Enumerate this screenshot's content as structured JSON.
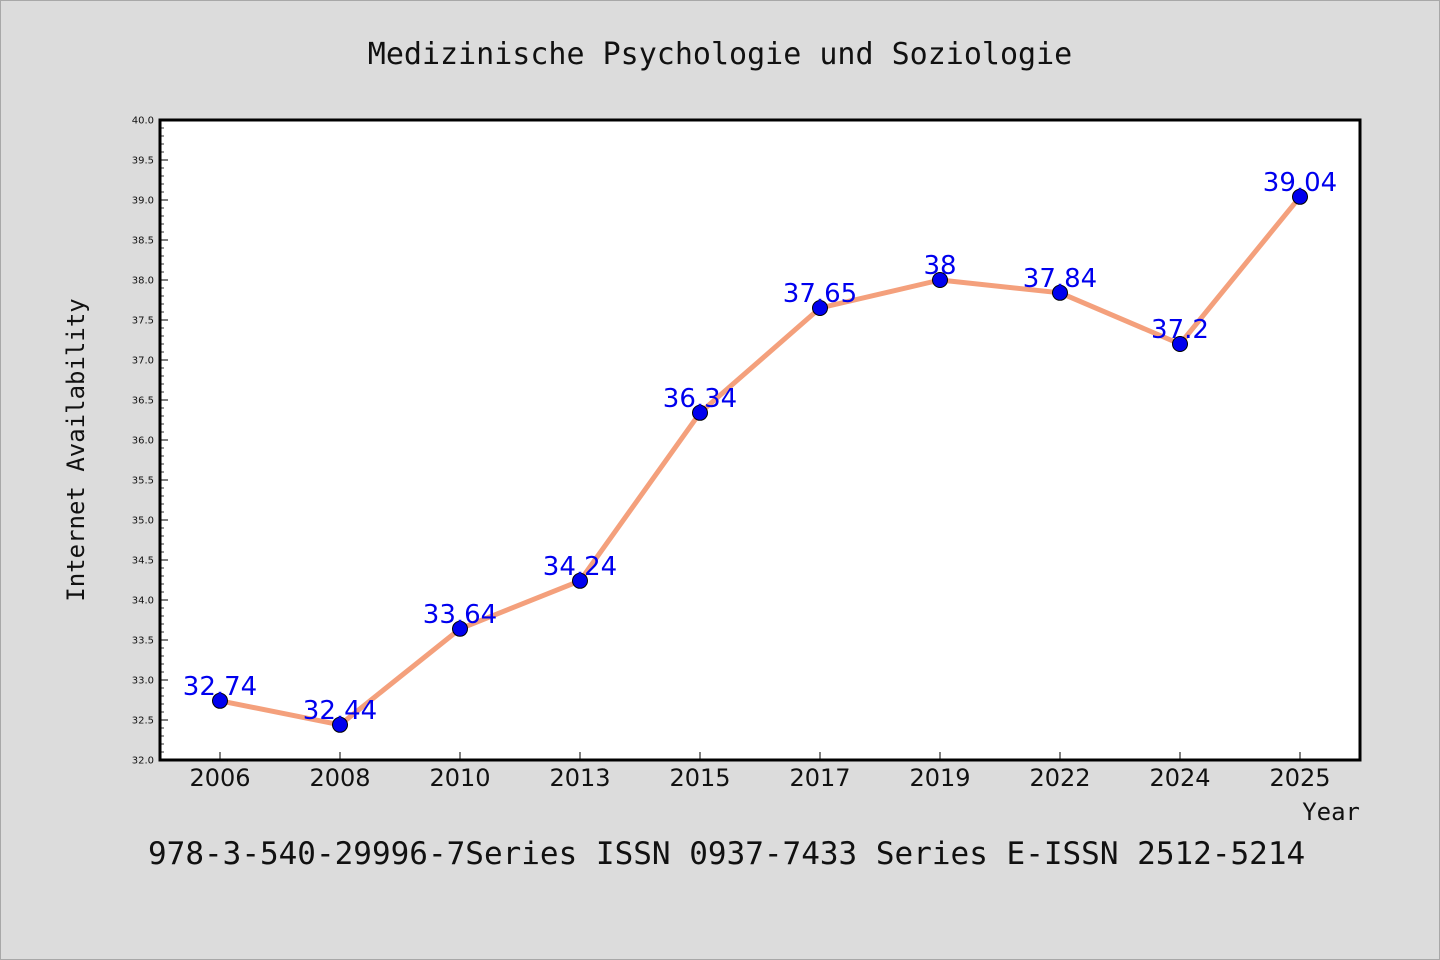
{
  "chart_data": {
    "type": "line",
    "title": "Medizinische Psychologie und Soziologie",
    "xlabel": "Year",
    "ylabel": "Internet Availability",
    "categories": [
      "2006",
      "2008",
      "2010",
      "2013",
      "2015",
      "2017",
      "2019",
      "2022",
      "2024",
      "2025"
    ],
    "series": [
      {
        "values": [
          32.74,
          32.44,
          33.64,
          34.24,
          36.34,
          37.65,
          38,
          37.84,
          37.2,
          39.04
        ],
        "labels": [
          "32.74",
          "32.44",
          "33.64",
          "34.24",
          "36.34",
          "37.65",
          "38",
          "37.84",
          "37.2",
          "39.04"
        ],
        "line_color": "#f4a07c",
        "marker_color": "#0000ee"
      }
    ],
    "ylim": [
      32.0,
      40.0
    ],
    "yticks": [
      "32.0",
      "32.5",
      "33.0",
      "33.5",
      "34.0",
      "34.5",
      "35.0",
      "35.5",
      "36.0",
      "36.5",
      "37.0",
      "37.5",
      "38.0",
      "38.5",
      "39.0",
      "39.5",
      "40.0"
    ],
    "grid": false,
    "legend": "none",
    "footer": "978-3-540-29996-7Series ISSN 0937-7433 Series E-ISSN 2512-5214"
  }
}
◆ ◆ ◆ ◆ ◆
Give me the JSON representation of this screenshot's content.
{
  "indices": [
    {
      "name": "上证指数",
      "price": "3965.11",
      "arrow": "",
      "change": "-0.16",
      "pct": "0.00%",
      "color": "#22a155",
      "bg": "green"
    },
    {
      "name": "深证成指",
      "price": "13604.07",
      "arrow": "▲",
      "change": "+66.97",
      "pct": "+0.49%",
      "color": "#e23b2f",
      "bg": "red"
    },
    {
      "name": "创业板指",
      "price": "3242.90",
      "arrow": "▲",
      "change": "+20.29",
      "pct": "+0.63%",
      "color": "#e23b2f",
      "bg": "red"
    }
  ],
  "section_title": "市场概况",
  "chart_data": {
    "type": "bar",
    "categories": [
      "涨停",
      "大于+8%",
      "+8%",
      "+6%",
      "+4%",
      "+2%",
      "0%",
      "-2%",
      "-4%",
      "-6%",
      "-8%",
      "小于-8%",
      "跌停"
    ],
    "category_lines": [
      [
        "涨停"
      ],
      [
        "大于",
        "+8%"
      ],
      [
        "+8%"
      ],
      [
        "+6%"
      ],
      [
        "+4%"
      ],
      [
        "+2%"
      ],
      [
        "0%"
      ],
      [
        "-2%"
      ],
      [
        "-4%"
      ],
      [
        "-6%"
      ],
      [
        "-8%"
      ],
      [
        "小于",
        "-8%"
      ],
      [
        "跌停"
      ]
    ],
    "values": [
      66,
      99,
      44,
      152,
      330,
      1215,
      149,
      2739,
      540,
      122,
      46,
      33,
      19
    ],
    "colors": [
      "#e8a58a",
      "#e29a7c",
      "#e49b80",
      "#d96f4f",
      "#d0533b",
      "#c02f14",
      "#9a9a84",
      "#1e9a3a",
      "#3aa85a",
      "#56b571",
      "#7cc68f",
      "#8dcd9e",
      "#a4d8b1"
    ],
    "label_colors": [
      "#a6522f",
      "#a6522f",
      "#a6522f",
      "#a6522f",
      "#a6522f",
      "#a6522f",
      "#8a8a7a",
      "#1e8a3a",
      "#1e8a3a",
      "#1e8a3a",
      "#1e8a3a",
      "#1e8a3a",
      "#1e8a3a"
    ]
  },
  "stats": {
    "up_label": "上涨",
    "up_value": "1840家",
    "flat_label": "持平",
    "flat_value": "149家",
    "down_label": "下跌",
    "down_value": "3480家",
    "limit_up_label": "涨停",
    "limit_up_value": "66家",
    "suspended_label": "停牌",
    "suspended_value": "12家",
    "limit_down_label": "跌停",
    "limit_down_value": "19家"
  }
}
◆ ◆ ◆ ◆ ◆
◆ EXERCISE DETAILS ◆
Tally every line of the data that holds the word "price" and write the count alone.

◆ RIGHT ANSWER ◆
3